> **THE PROBLEM**
Quote every line as given.

# START OF LISTED RECORDS

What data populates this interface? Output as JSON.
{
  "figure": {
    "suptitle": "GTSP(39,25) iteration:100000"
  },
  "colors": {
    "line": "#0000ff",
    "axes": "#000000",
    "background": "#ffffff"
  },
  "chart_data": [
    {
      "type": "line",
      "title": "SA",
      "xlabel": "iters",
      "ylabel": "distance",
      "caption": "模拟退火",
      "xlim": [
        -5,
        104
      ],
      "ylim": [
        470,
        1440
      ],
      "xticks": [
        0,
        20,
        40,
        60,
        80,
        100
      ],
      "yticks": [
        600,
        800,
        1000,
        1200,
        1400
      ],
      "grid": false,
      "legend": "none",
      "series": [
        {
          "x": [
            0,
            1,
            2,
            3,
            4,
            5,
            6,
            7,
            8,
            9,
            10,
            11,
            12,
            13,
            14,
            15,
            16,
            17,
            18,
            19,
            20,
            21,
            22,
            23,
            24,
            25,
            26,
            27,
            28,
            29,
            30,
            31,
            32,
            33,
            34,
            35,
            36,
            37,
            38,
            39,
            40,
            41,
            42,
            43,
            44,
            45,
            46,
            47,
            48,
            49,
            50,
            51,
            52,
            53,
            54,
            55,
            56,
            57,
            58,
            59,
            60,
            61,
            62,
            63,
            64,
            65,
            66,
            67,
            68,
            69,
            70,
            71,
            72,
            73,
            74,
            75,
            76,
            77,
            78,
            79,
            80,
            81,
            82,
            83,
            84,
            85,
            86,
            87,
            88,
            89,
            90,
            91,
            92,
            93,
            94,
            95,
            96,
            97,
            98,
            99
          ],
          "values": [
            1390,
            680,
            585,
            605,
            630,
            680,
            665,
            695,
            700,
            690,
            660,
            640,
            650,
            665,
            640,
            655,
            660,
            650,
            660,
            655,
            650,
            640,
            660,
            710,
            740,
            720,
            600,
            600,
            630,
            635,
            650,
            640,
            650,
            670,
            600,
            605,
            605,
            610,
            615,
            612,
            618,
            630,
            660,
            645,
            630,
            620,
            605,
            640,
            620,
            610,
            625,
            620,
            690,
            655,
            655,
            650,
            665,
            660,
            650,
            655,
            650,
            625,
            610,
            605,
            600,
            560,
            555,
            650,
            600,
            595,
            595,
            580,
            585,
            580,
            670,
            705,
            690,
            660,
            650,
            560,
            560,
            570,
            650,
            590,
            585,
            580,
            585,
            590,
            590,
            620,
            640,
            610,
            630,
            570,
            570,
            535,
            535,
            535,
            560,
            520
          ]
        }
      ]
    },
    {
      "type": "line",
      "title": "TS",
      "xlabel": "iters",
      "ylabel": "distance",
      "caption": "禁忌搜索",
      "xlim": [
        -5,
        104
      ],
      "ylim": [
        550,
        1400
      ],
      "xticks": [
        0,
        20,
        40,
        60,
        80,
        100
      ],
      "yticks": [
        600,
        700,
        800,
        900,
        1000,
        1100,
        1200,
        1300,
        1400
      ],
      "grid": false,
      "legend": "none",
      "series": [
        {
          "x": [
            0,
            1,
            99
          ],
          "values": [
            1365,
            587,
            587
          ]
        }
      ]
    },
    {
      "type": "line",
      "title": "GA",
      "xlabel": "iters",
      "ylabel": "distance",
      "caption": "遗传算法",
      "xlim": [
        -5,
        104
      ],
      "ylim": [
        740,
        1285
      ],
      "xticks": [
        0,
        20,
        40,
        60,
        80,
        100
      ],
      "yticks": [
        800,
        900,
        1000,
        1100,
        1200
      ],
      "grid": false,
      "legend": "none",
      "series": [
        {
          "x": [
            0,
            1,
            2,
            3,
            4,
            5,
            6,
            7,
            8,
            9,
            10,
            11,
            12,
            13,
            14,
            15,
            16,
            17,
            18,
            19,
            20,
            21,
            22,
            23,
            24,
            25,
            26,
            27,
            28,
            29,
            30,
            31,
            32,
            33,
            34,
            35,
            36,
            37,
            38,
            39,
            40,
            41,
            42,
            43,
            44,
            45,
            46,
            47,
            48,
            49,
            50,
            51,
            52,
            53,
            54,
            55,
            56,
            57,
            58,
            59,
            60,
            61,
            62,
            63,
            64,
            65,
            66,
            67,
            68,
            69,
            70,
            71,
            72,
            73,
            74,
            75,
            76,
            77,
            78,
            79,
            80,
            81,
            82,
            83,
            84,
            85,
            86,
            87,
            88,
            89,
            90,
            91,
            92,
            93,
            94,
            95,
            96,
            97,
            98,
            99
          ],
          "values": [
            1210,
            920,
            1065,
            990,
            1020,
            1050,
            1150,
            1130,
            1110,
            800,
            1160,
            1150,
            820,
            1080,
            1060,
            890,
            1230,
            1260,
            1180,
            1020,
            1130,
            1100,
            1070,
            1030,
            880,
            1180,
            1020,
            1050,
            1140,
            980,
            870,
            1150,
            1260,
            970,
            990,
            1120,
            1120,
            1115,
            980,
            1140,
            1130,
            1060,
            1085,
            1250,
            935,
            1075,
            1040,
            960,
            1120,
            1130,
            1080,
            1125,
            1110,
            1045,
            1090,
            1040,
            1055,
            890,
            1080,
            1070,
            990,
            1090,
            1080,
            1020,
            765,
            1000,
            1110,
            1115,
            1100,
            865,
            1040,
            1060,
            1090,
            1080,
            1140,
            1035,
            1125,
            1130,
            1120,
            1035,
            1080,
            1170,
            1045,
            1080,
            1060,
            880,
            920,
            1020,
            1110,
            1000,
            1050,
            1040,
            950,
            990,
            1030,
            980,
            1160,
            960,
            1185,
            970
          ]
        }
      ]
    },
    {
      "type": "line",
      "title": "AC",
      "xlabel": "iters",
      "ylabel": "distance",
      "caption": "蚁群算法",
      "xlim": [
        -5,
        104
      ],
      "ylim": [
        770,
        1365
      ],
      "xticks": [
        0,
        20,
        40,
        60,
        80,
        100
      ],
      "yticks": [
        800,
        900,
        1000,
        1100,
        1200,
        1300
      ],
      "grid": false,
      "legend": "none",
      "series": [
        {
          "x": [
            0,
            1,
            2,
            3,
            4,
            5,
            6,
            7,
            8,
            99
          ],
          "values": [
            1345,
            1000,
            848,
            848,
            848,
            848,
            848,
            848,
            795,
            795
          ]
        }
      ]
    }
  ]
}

# END OF LISTED RECORDS

> **FULL OUTPUT**
What data populates this interface? Output as JSON.
{
  "figure": {
    "suptitle": "GTSP(39,25) iteration:100000"
  },
  "colors": {
    "line": "#0000ff",
    "axes": "#000000",
    "background": "#ffffff"
  },
  "chart_data": [
    {
      "type": "line",
      "title": "SA",
      "xlabel": "iters",
      "ylabel": "distance",
      "caption": "模拟退火",
      "xlim": [
        -5,
        104
      ],
      "ylim": [
        470,
        1440
      ],
      "xticks": [
        0,
        20,
        40,
        60,
        80,
        100
      ],
      "yticks": [
        600,
        800,
        1000,
        1200,
        1400
      ],
      "grid": false,
      "legend": "none",
      "series": [
        {
          "x": [
            0,
            1,
            2,
            3,
            4,
            5,
            6,
            7,
            8,
            9,
            10,
            11,
            12,
            13,
            14,
            15,
            16,
            17,
            18,
            19,
            20,
            21,
            22,
            23,
            24,
            25,
            26,
            27,
            28,
            29,
            30,
            31,
            32,
            33,
            34,
            35,
            36,
            37,
            38,
            39,
            40,
            41,
            42,
            43,
            44,
            45,
            46,
            47,
            48,
            49,
            50,
            51,
            52,
            53,
            54,
            55,
            56,
            57,
            58,
            59,
            60,
            61,
            62,
            63,
            64,
            65,
            66,
            67,
            68,
            69,
            70,
            71,
            72,
            73,
            74,
            75,
            76,
            77,
            78,
            79,
            80,
            81,
            82,
            83,
            84,
            85,
            86,
            87,
            88,
            89,
            90,
            91,
            92,
            93,
            94,
            95,
            96,
            97,
            98,
            99
          ],
          "values": [
            1390,
            680,
            585,
            605,
            630,
            680,
            665,
            695,
            700,
            690,
            660,
            640,
            650,
            665,
            640,
            655,
            660,
            650,
            660,
            655,
            650,
            640,
            660,
            710,
            740,
            720,
            600,
            600,
            630,
            635,
            650,
            640,
            650,
            670,
            600,
            605,
            605,
            610,
            615,
            612,
            618,
            630,
            660,
            645,
            630,
            620,
            605,
            640,
            620,
            610,
            625,
            620,
            690,
            655,
            655,
            650,
            665,
            660,
            650,
            655,
            650,
            625,
            610,
            605,
            600,
            560,
            555,
            650,
            600,
            595,
            595,
            580,
            585,
            580,
            670,
            705,
            690,
            660,
            650,
            560,
            560,
            570,
            650,
            590,
            585,
            580,
            585,
            590,
            590,
            620,
            640,
            610,
            630,
            570,
            570,
            535,
            535,
            535,
            560,
            520
          ]
        }
      ]
    },
    {
      "type": "line",
      "title": "TS",
      "xlabel": "iters",
      "ylabel": "distance",
      "caption": "禁忌搜索",
      "xlim": [
        -5,
        104
      ],
      "ylim": [
        550,
        1400
      ],
      "xticks": [
        0,
        20,
        40,
        60,
        80,
        100
      ],
      "yticks": [
        600,
        700,
        800,
        900,
        1000,
        1100,
        1200,
        1300,
        1400
      ],
      "grid": false,
      "legend": "none",
      "series": [
        {
          "x": [
            0,
            1,
            99
          ],
          "values": [
            1365,
            587,
            587
          ]
        }
      ]
    },
    {
      "type": "line",
      "title": "GA",
      "xlabel": "iters",
      "ylabel": "distance",
      "caption": "遗传算法",
      "xlim": [
        -5,
        104
      ],
      "ylim": [
        740,
        1285
      ],
      "xticks": [
        0,
        20,
        40,
        60,
        80,
        100
      ],
      "yticks": [
        800,
        900,
        1000,
        1100,
        1200
      ],
      "grid": false,
      "legend": "none",
      "series": [
        {
          "x": [
            0,
            1,
            2,
            3,
            4,
            5,
            6,
            7,
            8,
            9,
            10,
            11,
            12,
            13,
            14,
            15,
            16,
            17,
            18,
            19,
            20,
            21,
            22,
            23,
            24,
            25,
            26,
            27,
            28,
            29,
            30,
            31,
            32,
            33,
            34,
            35,
            36,
            37,
            38,
            39,
            40,
            41,
            42,
            43,
            44,
            45,
            46,
            47,
            48,
            49,
            50,
            51,
            52,
            53,
            54,
            55,
            56,
            57,
            58,
            59,
            60,
            61,
            62,
            63,
            64,
            65,
            66,
            67,
            68,
            69,
            70,
            71,
            72,
            73,
            74,
            75,
            76,
            77,
            78,
            79,
            80,
            81,
            82,
            83,
            84,
            85,
            86,
            87,
            88,
            89,
            90,
            91,
            92,
            93,
            94,
            95,
            96,
            97,
            98,
            99
          ],
          "values": [
            1210,
            920,
            1065,
            990,
            1020,
            1050,
            1150,
            1130,
            1110,
            800,
            1160,
            1150,
            820,
            1080,
            1060,
            890,
            1230,
            1260,
            1180,
            1020,
            1130,
            1100,
            1070,
            1030,
            880,
            1180,
            1020,
            1050,
            1140,
            980,
            870,
            1150,
            1260,
            970,
            990,
            1120,
            1120,
            1115,
            980,
            1140,
            1130,
            1060,
            1085,
            1250,
            935,
            1075,
            1040,
            960,
            1120,
            1130,
            1080,
            1125,
            1110,
            1045,
            1090,
            1040,
            1055,
            890,
            1080,
            1070,
            990,
            1090,
            1080,
            1020,
            765,
            1000,
            1110,
            1115,
            1100,
            865,
            1040,
            1060,
            1090,
            1080,
            1140,
            1035,
            1125,
            1130,
            1120,
            1035,
            1080,
            1170,
            1045,
            1080,
            1060,
            880,
            920,
            1020,
            1110,
            1000,
            1050,
            1040,
            950,
            990,
            1030,
            980,
            1160,
            960,
            1185,
            970
          ]
        }
      ]
    },
    {
      "type": "line",
      "title": "AC",
      "xlabel": "iters",
      "ylabel": "distance",
      "caption": "蚁群算法",
      "xlim": [
        -5,
        104
      ],
      "ylim": [
        770,
        1365
      ],
      "xticks": [
        0,
        20,
        40,
        60,
        80,
        100
      ],
      "yticks": [
        800,
        900,
        1000,
        1100,
        1200,
        1300
      ],
      "grid": false,
      "legend": "none",
      "series": [
        {
          "x": [
            0,
            1,
            2,
            3,
            4,
            5,
            6,
            7,
            8,
            99
          ],
          "values": [
            1345,
            1000,
            848,
            848,
            848,
            848,
            848,
            848,
            795,
            795
          ]
        }
      ]
    }
  ]
}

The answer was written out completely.